Exercise: Pick out every line that holds the string "time" and copy it.

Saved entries
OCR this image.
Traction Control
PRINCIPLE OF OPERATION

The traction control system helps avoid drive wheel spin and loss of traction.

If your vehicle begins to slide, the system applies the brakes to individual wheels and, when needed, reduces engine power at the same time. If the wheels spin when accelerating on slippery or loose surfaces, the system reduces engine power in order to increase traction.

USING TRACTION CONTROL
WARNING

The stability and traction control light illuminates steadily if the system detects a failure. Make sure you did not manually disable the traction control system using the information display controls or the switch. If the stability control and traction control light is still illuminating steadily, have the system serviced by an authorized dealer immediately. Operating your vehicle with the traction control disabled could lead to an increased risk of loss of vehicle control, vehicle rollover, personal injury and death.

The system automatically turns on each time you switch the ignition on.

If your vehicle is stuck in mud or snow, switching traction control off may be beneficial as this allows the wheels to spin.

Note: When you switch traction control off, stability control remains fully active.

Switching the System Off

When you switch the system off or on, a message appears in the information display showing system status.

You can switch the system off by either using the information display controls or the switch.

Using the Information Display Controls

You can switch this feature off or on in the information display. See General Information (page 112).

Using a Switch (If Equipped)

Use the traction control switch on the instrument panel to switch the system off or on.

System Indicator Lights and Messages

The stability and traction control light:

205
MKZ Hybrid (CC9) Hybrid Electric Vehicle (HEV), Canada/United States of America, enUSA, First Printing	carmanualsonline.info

Task response:
If your vehicle begins to slide, the system applies the brakes to individual wheels and, when needed, reduces engine power at the same time. If the wheels spin when accelerating on slippery or loose surfaces, the system reduces engine power in order to increase traction.
The system automatically turns on each time you switch the ignition on.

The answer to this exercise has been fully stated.